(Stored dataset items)
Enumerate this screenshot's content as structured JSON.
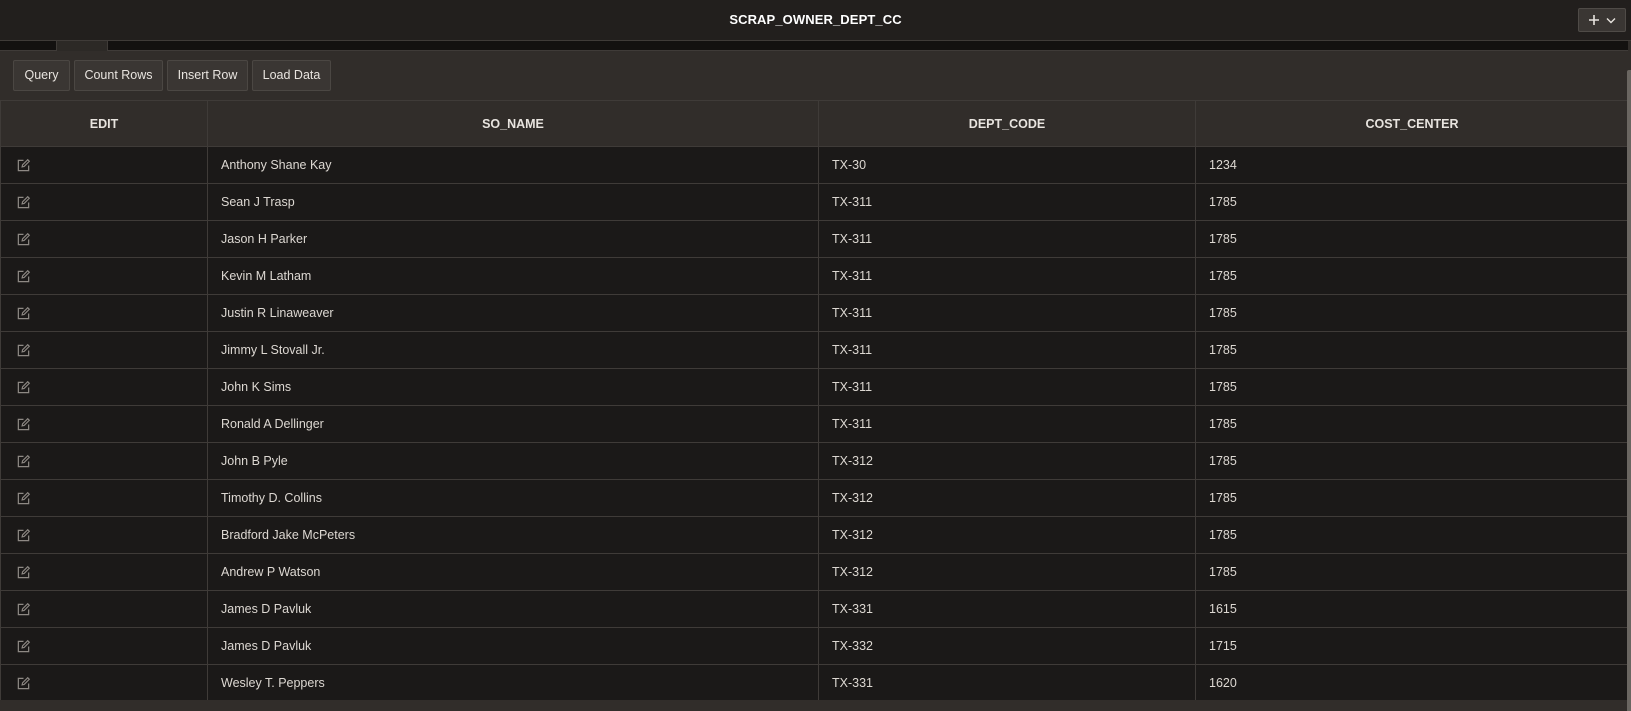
{
  "window": {
    "title": "SCRAP_OWNER_DEPT_CC",
    "add_menu_icon": "plus-icon",
    "add_menu_chevron": "chevron-down-icon"
  },
  "toolbar": {
    "query_label": "Query",
    "count_rows_label": "Count Rows",
    "insert_row_label": "Insert Row",
    "load_data_label": "Load Data"
  },
  "table": {
    "columns": [
      "EDIT",
      "SO_NAME",
      "DEPT_CODE",
      "COST_CENTER"
    ],
    "edit_icon": "edit-icon",
    "rows": [
      {
        "so_name": "Anthony Shane Kay",
        "dept_code": "TX-30",
        "cost_center": "1234"
      },
      {
        "so_name": "Sean J Trasp",
        "dept_code": "TX-311",
        "cost_center": "1785"
      },
      {
        "so_name": "Jason H Parker",
        "dept_code": "TX-311",
        "cost_center": "1785"
      },
      {
        "so_name": "Kevin M Latham",
        "dept_code": "TX-311",
        "cost_center": "1785"
      },
      {
        "so_name": "Justin R Linaweaver",
        "dept_code": "TX-311",
        "cost_center": "1785"
      },
      {
        "so_name": "Jimmy L Stovall Jr.",
        "dept_code": "TX-311",
        "cost_center": "1785"
      },
      {
        "so_name": "John K Sims",
        "dept_code": "TX-311",
        "cost_center": "1785"
      },
      {
        "so_name": "Ronald A Dellinger",
        "dept_code": "TX-311",
        "cost_center": "1785"
      },
      {
        "so_name": "John B Pyle",
        "dept_code": "TX-312",
        "cost_center": "1785"
      },
      {
        "so_name": "Timothy D. Collins",
        "dept_code": "TX-312",
        "cost_center": "1785"
      },
      {
        "so_name": "Bradford Jake McPeters",
        "dept_code": "TX-312",
        "cost_center": "1785"
      },
      {
        "so_name": "Andrew P Watson",
        "dept_code": "TX-312",
        "cost_center": "1785"
      },
      {
        "so_name": "James D Pavluk",
        "dept_code": "TX-331",
        "cost_center": "1615"
      },
      {
        "so_name": "James D Pavluk",
        "dept_code": "TX-332",
        "cost_center": "1715"
      },
      {
        "so_name": "Wesley T. Peppers",
        "dept_code": "TX-331",
        "cost_center": "1620"
      }
    ]
  },
  "colors": {
    "titlebar_bg": "#221f1d",
    "panel_bg": "#312d2a",
    "row_bg": "#1b1918",
    "border": "#3f3b38",
    "text": "#e8e4df"
  }
}
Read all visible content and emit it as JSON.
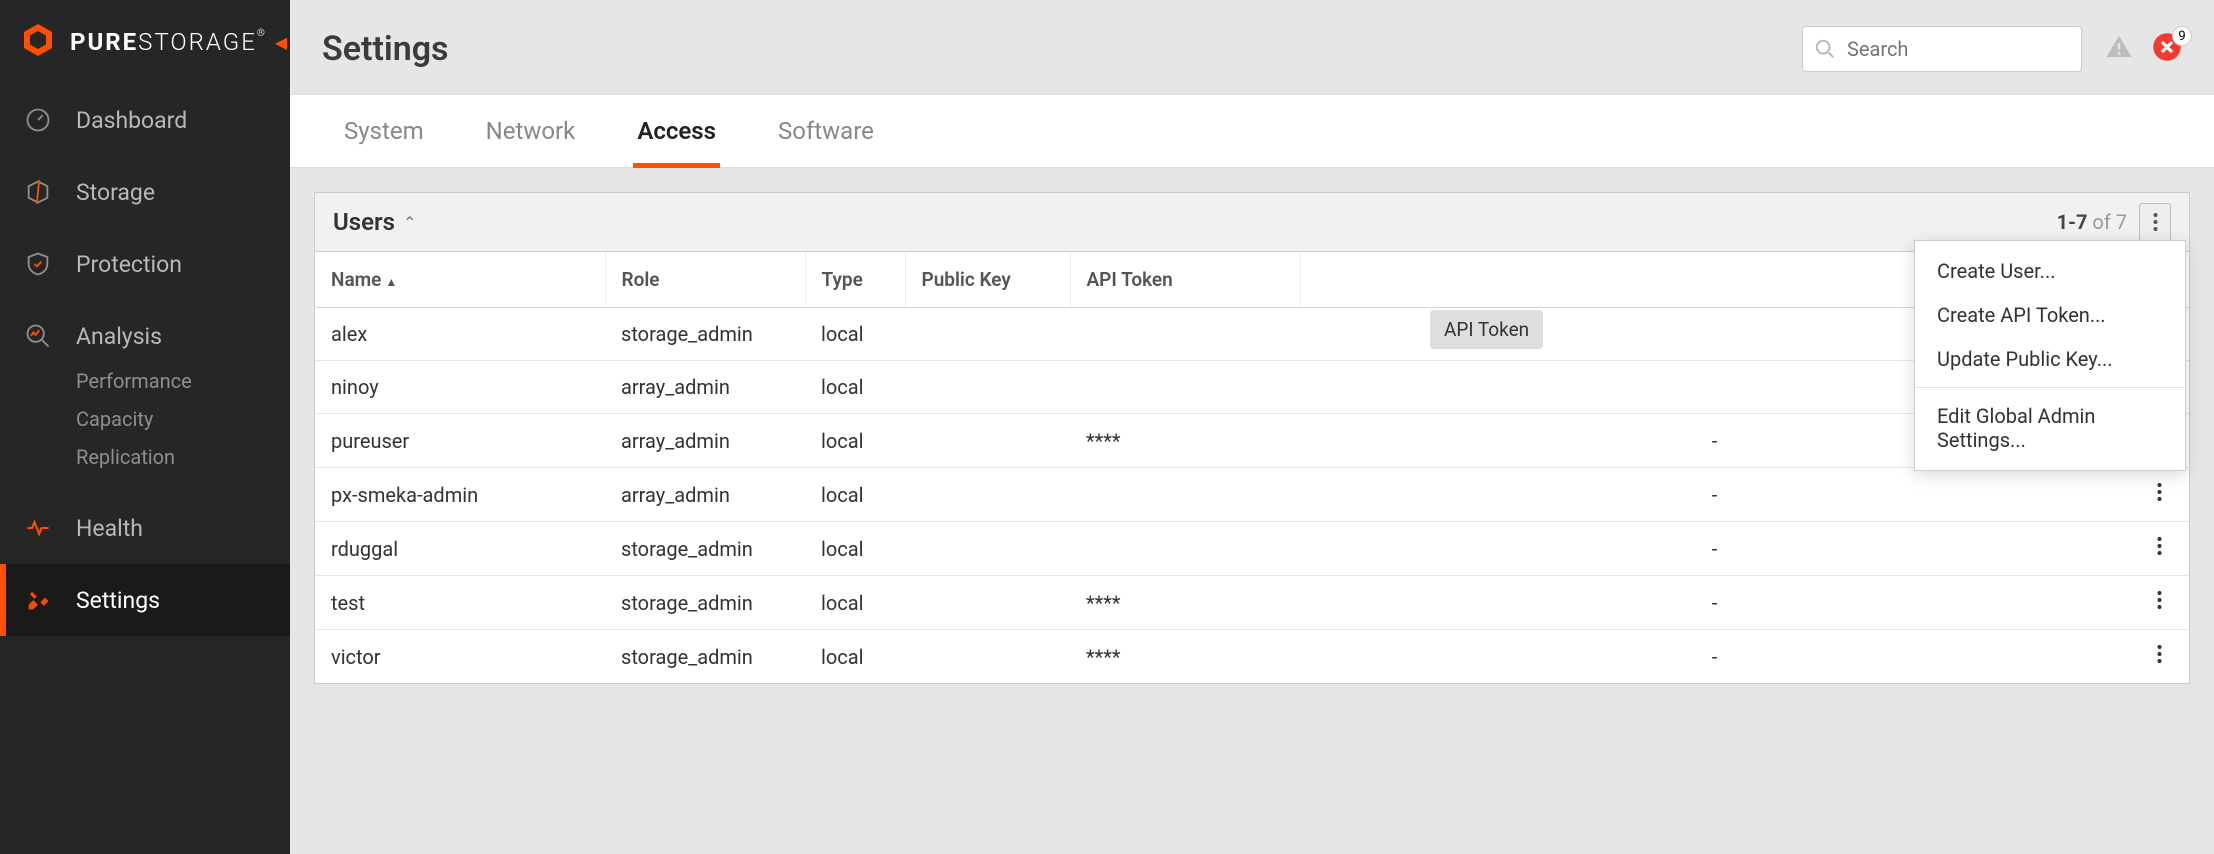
{
  "brand": {
    "word1": "PURE",
    "word2": "STORAGE",
    "reg": "®"
  },
  "nav": {
    "dashboard": "Dashboard",
    "storage": "Storage",
    "protection": "Protection",
    "analysis": "Analysis",
    "analysis_sub": {
      "performance": "Performance",
      "capacity": "Capacity",
      "replication": "Replication"
    },
    "health": "Health",
    "settings": "Settings"
  },
  "page_title": "Settings",
  "search_placeholder": "Search",
  "alert_badge": "9",
  "tabs": {
    "system": "System",
    "network": "Network",
    "access": "Access",
    "software": "Software"
  },
  "panel": {
    "title": "Users",
    "page_range": "1-7",
    "page_of": " of 7"
  },
  "columns": {
    "name": "Name",
    "role": "Role",
    "type": "Type",
    "pk": "Public Key",
    "api": "API Token"
  },
  "rows": [
    {
      "name": "alex",
      "role": "storage_admin",
      "type": "local",
      "pk": "",
      "api": "",
      "dash": ""
    },
    {
      "name": "ninoy",
      "role": "array_admin",
      "type": "local",
      "pk": "",
      "api": "",
      "dash": ""
    },
    {
      "name": "pureuser",
      "role": "array_admin",
      "type": "local",
      "pk": "",
      "api": "****",
      "dash": "-"
    },
    {
      "name": "px-smeka-admin",
      "role": "array_admin",
      "type": "local",
      "pk": "",
      "api": "",
      "dash": "-"
    },
    {
      "name": "rduggal",
      "role": "storage_admin",
      "type": "local",
      "pk": "",
      "api": "",
      "dash": "-"
    },
    {
      "name": "test",
      "role": "storage_admin",
      "type": "local",
      "pk": "",
      "api": "****",
      "dash": "-"
    },
    {
      "name": "victor",
      "role": "storage_admin",
      "type": "local",
      "pk": "",
      "api": "****",
      "dash": "-"
    }
  ],
  "tooltip": "API Token",
  "menu": {
    "create_user": "Create User...",
    "create_api": "Create API Token...",
    "update_pk": "Update Public Key...",
    "edit_global": "Edit Global Admin Settings..."
  }
}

WRITTEN TASK - Print out every entry above without changing a word, and leave out the pictures.

SOLUTION TO THE EXERCISE -
Enumerate this screenshot's content as structured JSON.
{
  "window": {
    "title": "SCRAP_OWNER_DEPT_CC",
    "add_menu_icon": "plus-icon",
    "add_menu_chevron": "chevron-down-icon"
  },
  "toolbar": {
    "query_label": "Query",
    "count_rows_label": "Count Rows",
    "insert_row_label": "Insert Row",
    "load_data_label": "Load Data"
  },
  "table": {
    "columns": [
      "EDIT",
      "SO_NAME",
      "DEPT_CODE",
      "COST_CENTER"
    ],
    "edit_icon": "edit-icon",
    "rows": [
      {
        "so_name": "Anthony Shane Kay",
        "dept_code": "TX-30",
        "cost_center": "1234"
      },
      {
        "so_name": "Sean J Trasp",
        "dept_code": "TX-311",
        "cost_center": "1785"
      },
      {
        "so_name": "Jason H Parker",
        "dept_code": "TX-311",
        "cost_center": "1785"
      },
      {
        "so_name": "Kevin M Latham",
        "dept_code": "TX-311",
        "cost_center": "1785"
      },
      {
        "so_name": "Justin R Linaweaver",
        "dept_code": "TX-311",
        "cost_center": "1785"
      },
      {
        "so_name": "Jimmy L Stovall Jr.",
        "dept_code": "TX-311",
        "cost_center": "1785"
      },
      {
        "so_name": "John K Sims",
        "dept_code": "TX-311",
        "cost_center": "1785"
      },
      {
        "so_name": "Ronald A Dellinger",
        "dept_code": "TX-311",
        "cost_center": "1785"
      },
      {
        "so_name": "John B Pyle",
        "dept_code": "TX-312",
        "cost_center": "1785"
      },
      {
        "so_name": "Timothy D. Collins",
        "dept_code": "TX-312",
        "cost_center": "1785"
      },
      {
        "so_name": "Bradford Jake McPeters",
        "dept_code": "TX-312",
        "cost_center": "1785"
      },
      {
        "so_name": "Andrew P Watson",
        "dept_code": "TX-312",
        "cost_center": "1785"
      },
      {
        "so_name": "James D Pavluk",
        "dept_code": "TX-331",
        "cost_center": "1615"
      },
      {
        "so_name": "James D Pavluk",
        "dept_code": "TX-332",
        "cost_center": "1715"
      },
      {
        "so_name": "Wesley T. Peppers",
        "dept_code": "TX-331",
        "cost_center": "1620"
      }
    ]
  },
  "colors": {
    "titlebar_bg": "#221f1d",
    "panel_bg": "#312d2a",
    "row_bg": "#1b1918",
    "border": "#3f3b38",
    "text": "#e8e4df"
  }
}
Read all visible content and emit it as JSON.
{
  "brand": {
    "word1": "PURE",
    "word2": "STORAGE",
    "reg": "®"
  },
  "nav": {
    "dashboard": "Dashboard",
    "storage": "Storage",
    "protection": "Protection",
    "analysis": "Analysis",
    "analysis_sub": {
      "performance": "Performance",
      "capacity": "Capacity",
      "replication": "Replication"
    },
    "health": "Health",
    "settings": "Settings"
  },
  "page_title": "Settings",
  "search_placeholder": "Search",
  "alert_badge": "9",
  "tabs": {
    "system": "System",
    "network": "Network",
    "access": "Access",
    "software": "Software"
  },
  "panel": {
    "title": "Users",
    "page_range": "1-7",
    "page_of": " of 7"
  },
  "columns": {
    "name": "Name",
    "role": "Role",
    "type": "Type",
    "pk": "Public Key",
    "api": "API Token"
  },
  "rows": [
    {
      "name": "alex",
      "role": "storage_admin",
      "type": "local",
      "pk": "",
      "api": "",
      "dash": ""
    },
    {
      "name": "ninoy",
      "role": "array_admin",
      "type": "local",
      "pk": "",
      "api": "",
      "dash": ""
    },
    {
      "name": "pureuser",
      "role": "array_admin",
      "type": "local",
      "pk": "",
      "api": "****",
      "dash": "-"
    },
    {
      "name": "px-smeka-admin",
      "role": "array_admin",
      "type": "local",
      "pk": "",
      "api": "",
      "dash": "-"
    },
    {
      "name": "rduggal",
      "role": "storage_admin",
      "type": "local",
      "pk": "",
      "api": "",
      "dash": "-"
    },
    {
      "name": "test",
      "role": "storage_admin",
      "type": "local",
      "pk": "",
      "api": "****",
      "dash": "-"
    },
    {
      "name": "victor",
      "role": "storage_admin",
      "type": "local",
      "pk": "",
      "api": "****",
      "dash": "-"
    }
  ],
  "tooltip": "API Token",
  "menu": {
    "create_user": "Create User...",
    "create_api": "Create API Token...",
    "update_pk": "Update Public Key...",
    "edit_global": "Edit Global Admin Settings..."
  }
}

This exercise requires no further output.